**What the task requires**
List all lines of the data containing the word "JSON".

**Dataset extract**
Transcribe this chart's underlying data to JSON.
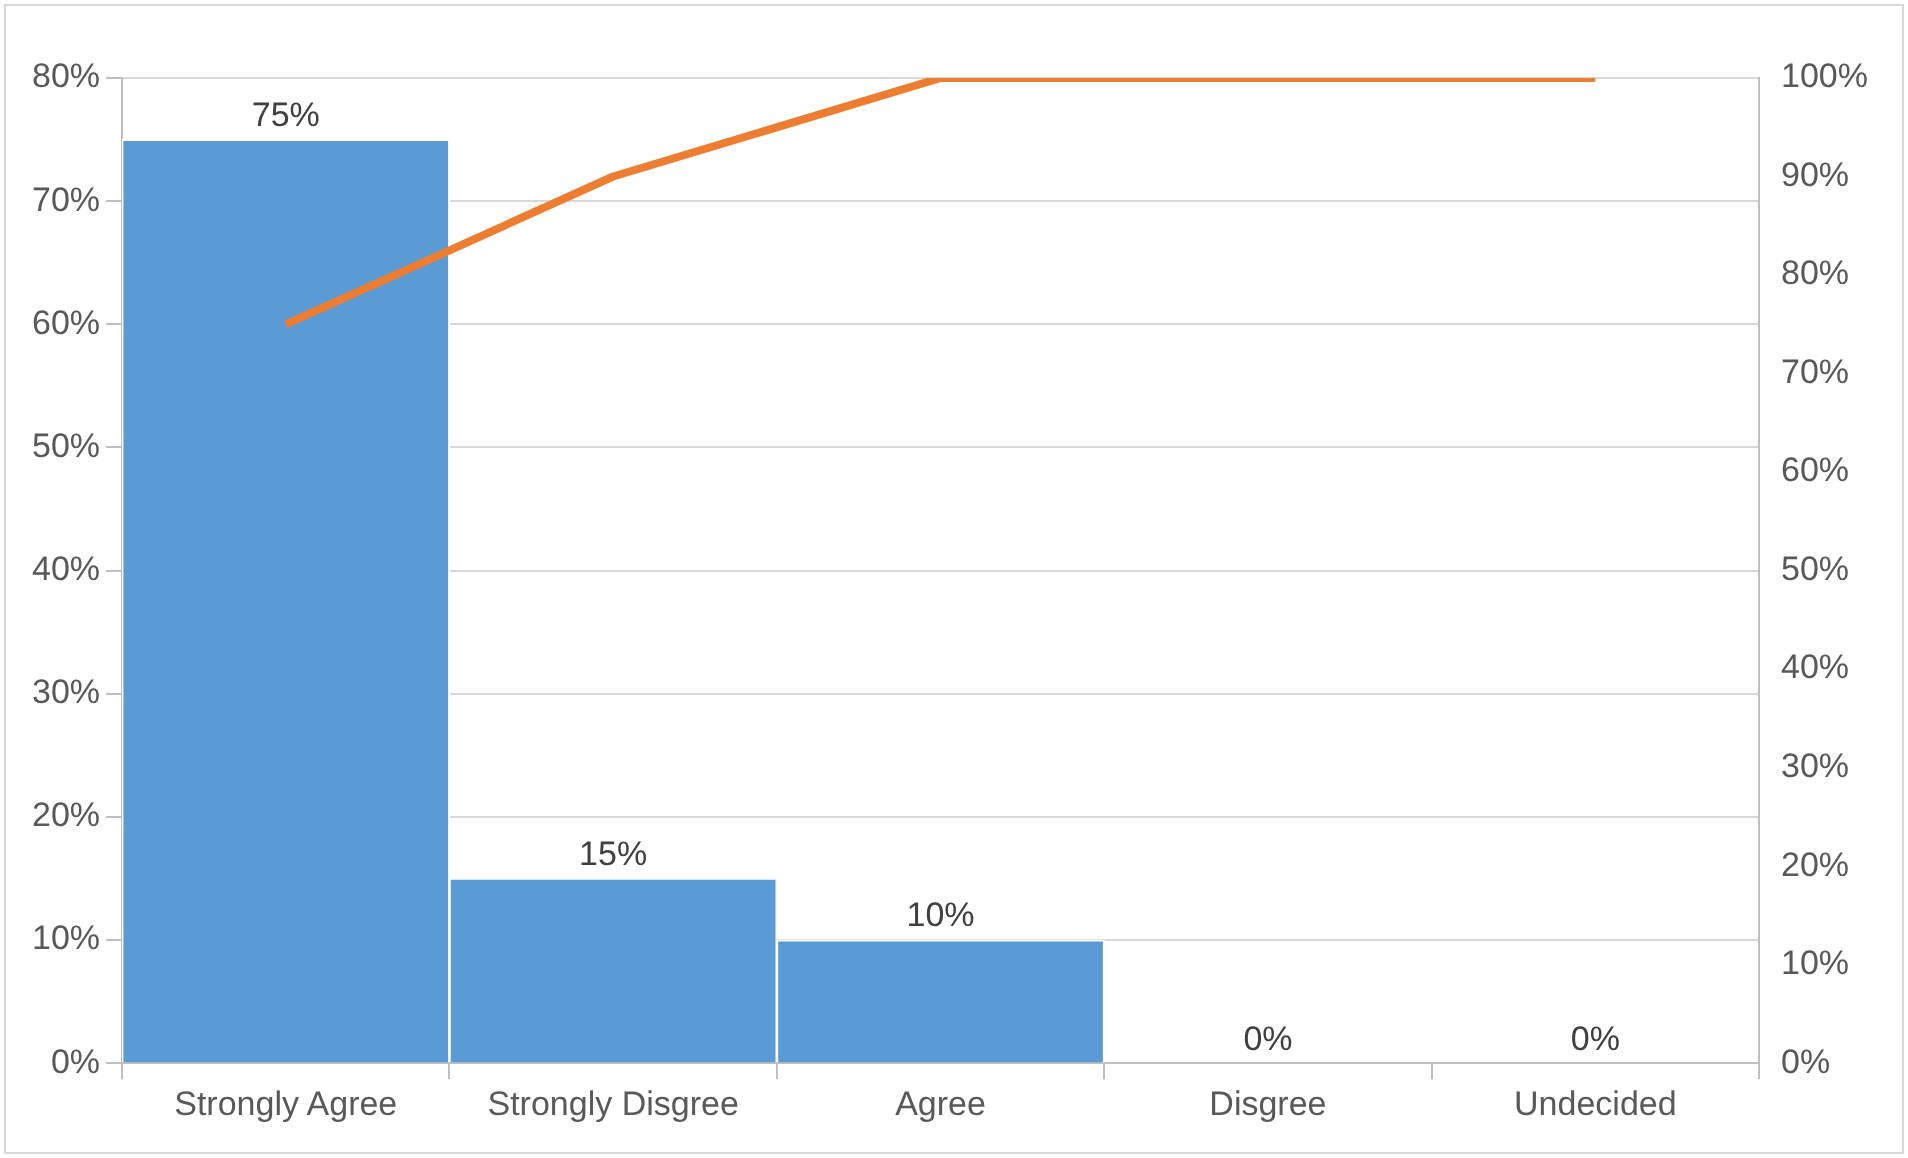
{
  "chart_data": {
    "type": "bar",
    "categories": [
      "Strongly Agree",
      "Strongly Disgree",
      "Agree",
      "Disgree",
      "Undecided"
    ],
    "series": [
      {
        "color": "#5b9bd5",
        "values": [
          75,
          15,
          10,
          0,
          0
        ],
        "value_labels": [
          "75%",
          "15%",
          "10%",
          "0%",
          "0%"
        ]
      },
      {
        "type": "line",
        "axis": "y2",
        "color": "#ed7d31",
        "values": [
          75,
          90,
          100,
          100,
          100
        ]
      }
    ],
    "ylim": [
      0,
      80
    ],
    "yticks": [
      {
        "value": 0,
        "label": "0%"
      },
      {
        "value": 10,
        "label": "10%"
      },
      {
        "value": 20,
        "label": "20%"
      },
      {
        "value": 30,
        "label": "30%"
      },
      {
        "value": 40,
        "label": "40%"
      },
      {
        "value": 50,
        "label": "50%"
      },
      {
        "value": 60,
        "label": "60%"
      },
      {
        "value": 70,
        "label": "70%"
      },
      {
        "value": 80,
        "label": "80%"
      }
    ],
    "y2lim": [
      0,
      100
    ],
    "y2ticks": [
      {
        "value": 0,
        "label": "0%"
      },
      {
        "value": 10,
        "label": "10%"
      },
      {
        "value": 20,
        "label": "20%"
      },
      {
        "value": 30,
        "label": "30%"
      },
      {
        "value": 40,
        "label": "40%"
      },
      {
        "value": 50,
        "label": "50%"
      },
      {
        "value": 60,
        "label": "60%"
      },
      {
        "value": 70,
        "label": "70%"
      },
      {
        "value": 80,
        "label": "80%"
      },
      {
        "value": 90,
        "label": "90%"
      },
      {
        "value": 100,
        "label": "100%"
      }
    ],
    "grid": "y",
    "legend": false,
    "marker": "none"
  }
}
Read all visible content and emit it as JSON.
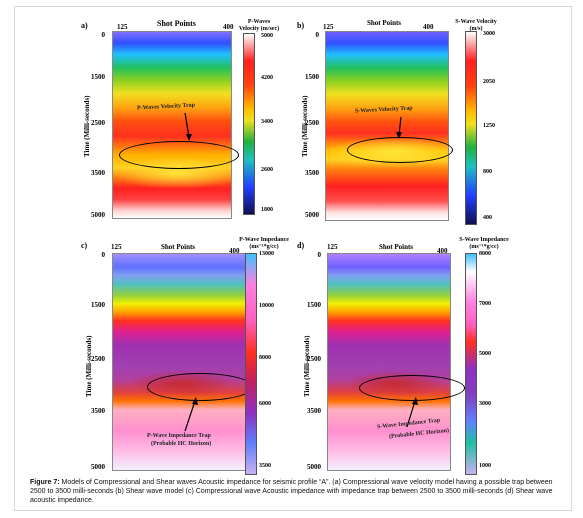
{
  "panels": [
    {
      "letter": "a)",
      "shot_label": "Shot Points",
      "shot_start": "125",
      "shot_end": "400",
      "y_label": "Time (Milli-seconds)",
      "y_ticks": [
        "0",
        "1500",
        "2500",
        "3500",
        "5000"
      ],
      "colorbar_title": "P-Waves Velocity (m/sec)",
      "colorbar_ticks": [
        "5000",
        "4200",
        "3400",
        "2600",
        "1800"
      ],
      "annotation": "P-Waves Velocity Trap"
    },
    {
      "letter": "b)",
      "shot_label": "Shot Points",
      "shot_start": "125",
      "shot_end": "400",
      "y_label": "Time (Milli-seconds)",
      "y_ticks": [
        "0",
        "1500",
        "2500",
        "3500",
        "5000"
      ],
      "colorbar_title": "S-Wave Velocity (m/s)",
      "colorbar_ticks": [
        "3000",
        "2050",
        "1250",
        "800",
        "400"
      ],
      "annotation": "S-Waves Velocity Trap"
    },
    {
      "letter": "c)",
      "shot_label": "Shot Points",
      "shot_start": "125",
      "shot_end": "400",
      "y_label": "Time (Milli-seconds)",
      "y_ticks": [
        "0",
        "1500",
        "2500",
        "3500",
        "5000"
      ],
      "colorbar_title": "P-Wave Impedance (ms⁻¹*g/cc)",
      "colorbar_ticks": [
        "13000",
        "10000",
        "8000",
        "6000",
        "3500"
      ],
      "annotation_line1": "P-Wave Impedance Trap",
      "annotation_line2": "(Probable HC Horizon)"
    },
    {
      "letter": "d)",
      "shot_label": "Shot Points",
      "shot_start": "125",
      "shot_end": "400",
      "y_label": "Time (Milli-seconds)",
      "y_ticks": [
        "0",
        "1500",
        "2500",
        "3500",
        "5000"
      ],
      "colorbar_title": "S-Wave Impedance (ms⁻¹*g/cc)",
      "colorbar_ticks": [
        "8000",
        "7000",
        "5000",
        "3000",
        "1000"
      ],
      "annotation_line1": "S-Wave Impedance Trap",
      "annotation_line2": "(Probable HC Horizon)"
    }
  ],
  "caption": {
    "prefix": "Figure 7:",
    "text": " Models of Compressional and Shear waves Acoustic impedance for seismic profile “A”. (a) Compressional wave velocity model having a possible trap between 2500 to 3500 milli-seconds (b) Shear wave model (c) Compressional wave Acoustic impedance with impedance trap between 2500 to 3500 milli-seconds (d) Shear wave acoustic impedance."
  },
  "colors": {
    "velocity_scale": [
      "#ffffff",
      "#ff2020",
      "#ffc000",
      "#20b040",
      "#2040ff",
      "#101050"
    ],
    "impedance_scale": [
      "#40c0ff",
      "#ff80e0",
      "#ff3020",
      "#9030c0",
      "#6080ff",
      "#c8b0f0"
    ]
  }
}
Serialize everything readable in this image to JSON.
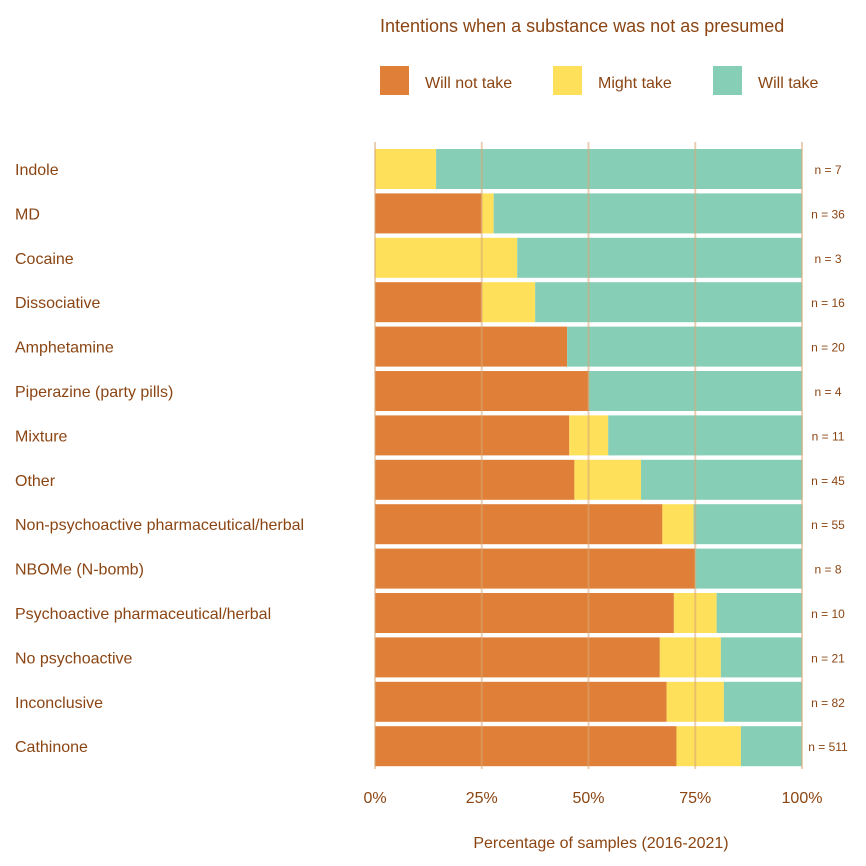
{
  "chart_data": {
    "type": "bar",
    "orientation": "horizontal",
    "stacked": true,
    "title": "Intentions when a substance was not as presumed",
    "xlabel": "Percentage of samples (2016-2021)",
    "ylabel": "",
    "xlim": [
      0,
      100
    ],
    "xticks": [
      "0%",
      "25%",
      "50%",
      "75%",
      "100%"
    ],
    "legend_position": "top",
    "grid": true,
    "categories": [
      "Indole",
      "MD",
      "Cocaine",
      "Dissociative",
      "Amphetamine",
      "Piperazine (party pills)",
      "Mixture",
      "Other",
      "Non-psychoactive pharmaceutical/herbal",
      "NBOMe (N-bomb)",
      "Psychoactive pharmaceutical/herbal",
      "No psychoactive",
      "Inconclusive",
      "Cathinone"
    ],
    "n_labels": [
      "n = 7",
      "n = 36",
      "n = 3",
      "n = 16",
      "n = 20",
      "n = 4",
      "n = 11",
      "n = 45",
      "n = 55",
      "n = 8",
      "n = 10",
      "n = 21",
      "n = 82",
      "n = 511"
    ],
    "series": [
      {
        "name": "Will not take",
        "color": "#E07F37",
        "values": [
          0,
          25,
          0,
          25,
          45,
          50,
          45.5,
          46.7,
          67.3,
          75,
          70,
          66.7,
          68.3,
          70.6
        ]
      },
      {
        "name": "Might take",
        "color": "#FEE05A",
        "values": [
          14.3,
          2.8,
          33.3,
          12.5,
          0,
          0,
          9.1,
          15.6,
          7.3,
          0,
          10,
          14.3,
          13.4,
          15.1
        ]
      },
      {
        "name": "Will take",
        "color": "#86CFB6",
        "values": [
          85.7,
          72.2,
          66.7,
          62.5,
          55,
          50,
          45.5,
          37.8,
          25.5,
          25,
          20,
          19,
          18.3,
          14.3
        ]
      }
    ]
  }
}
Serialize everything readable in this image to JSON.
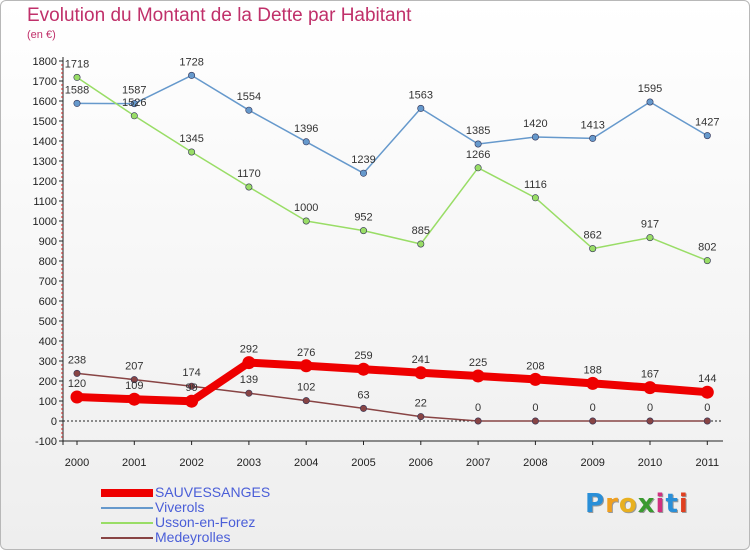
{
  "title": "Evolution du Montant de la Dette par Habitant",
  "unit": "(en €)",
  "logo": {
    "text": "Proxiti",
    "letters": [
      "P",
      "r",
      "o",
      "x",
      "i",
      "t",
      "i"
    ],
    "colors": [
      "#2a8fd8",
      "#f0a020",
      "#e8b020",
      "#3a9a30",
      "#d03080",
      "#2a8fd8",
      "#e04020"
    ]
  },
  "chart_data": {
    "type": "line",
    "title": "Evolution du Montant de la Dette par Habitant",
    "ylabel": "(en €)",
    "xlabel": "",
    "categories": [
      "2000",
      "2001",
      "2002",
      "2003",
      "2004",
      "2005",
      "2006",
      "2007",
      "2008",
      "2009",
      "2010",
      "2011"
    ],
    "ylim": [
      -100,
      1800
    ],
    "yticks": [
      -100,
      0,
      100,
      200,
      300,
      400,
      500,
      600,
      700,
      800,
      900,
      1000,
      1100,
      1200,
      1300,
      1400,
      1500,
      1600,
      1700,
      1800
    ],
    "grid": false,
    "legend_position": "bottom-left",
    "series": [
      {
        "name": "SAUVESSANGES",
        "color": "#ee0000",
        "values": [
          120,
          109,
          99,
          292,
          276,
          259,
          241,
          225,
          208,
          188,
          167,
          144
        ],
        "labels": [
          "120",
          "109",
          "99",
          "292",
          "276",
          "259",
          "241",
          "225",
          "208",
          "188",
          "167",
          "144"
        ]
      },
      {
        "name": "Viverols",
        "color": "#6699cc",
        "values": [
          1588,
          1587,
          1728,
          1554,
          1396,
          1239,
          1563,
          1385,
          1420,
          1413,
          1595,
          1427
        ],
        "labels": [
          "1588",
          "1587",
          "1728",
          "1554",
          "1396",
          "1239",
          "1563",
          "1385",
          "1420",
          "1413",
          "1595",
          "1427"
        ]
      },
      {
        "name": "Usson-en-Forez",
        "color": "#99dd66",
        "values": [
          1718,
          1526,
          1345,
          1170,
          1000,
          952,
          885,
          1266,
          1116,
          862,
          917,
          802
        ],
        "labels": [
          "1718",
          "1526",
          "1345",
          "1170",
          "1000",
          "952",
          "885",
          "1266",
          "1116",
          "862",
          "917",
          "802"
        ]
      },
      {
        "name": "Medeyrolles",
        "color": "#884444",
        "values": [
          238,
          207,
          174,
          139,
          102,
          63,
          22,
          0,
          0,
          0,
          0,
          0
        ],
        "labels": [
          "238",
          "207",
          "174",
          "139",
          "102",
          "63",
          "22",
          "0",
          "0",
          "0",
          "0",
          "0"
        ]
      }
    ]
  }
}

**Solution**
Transcribe this chart's underlying data to JSON.
Read all visible content and emit it as JSON.
Serialize everything readable in this image to JSON.
Serialize everything readable in this image to JSON.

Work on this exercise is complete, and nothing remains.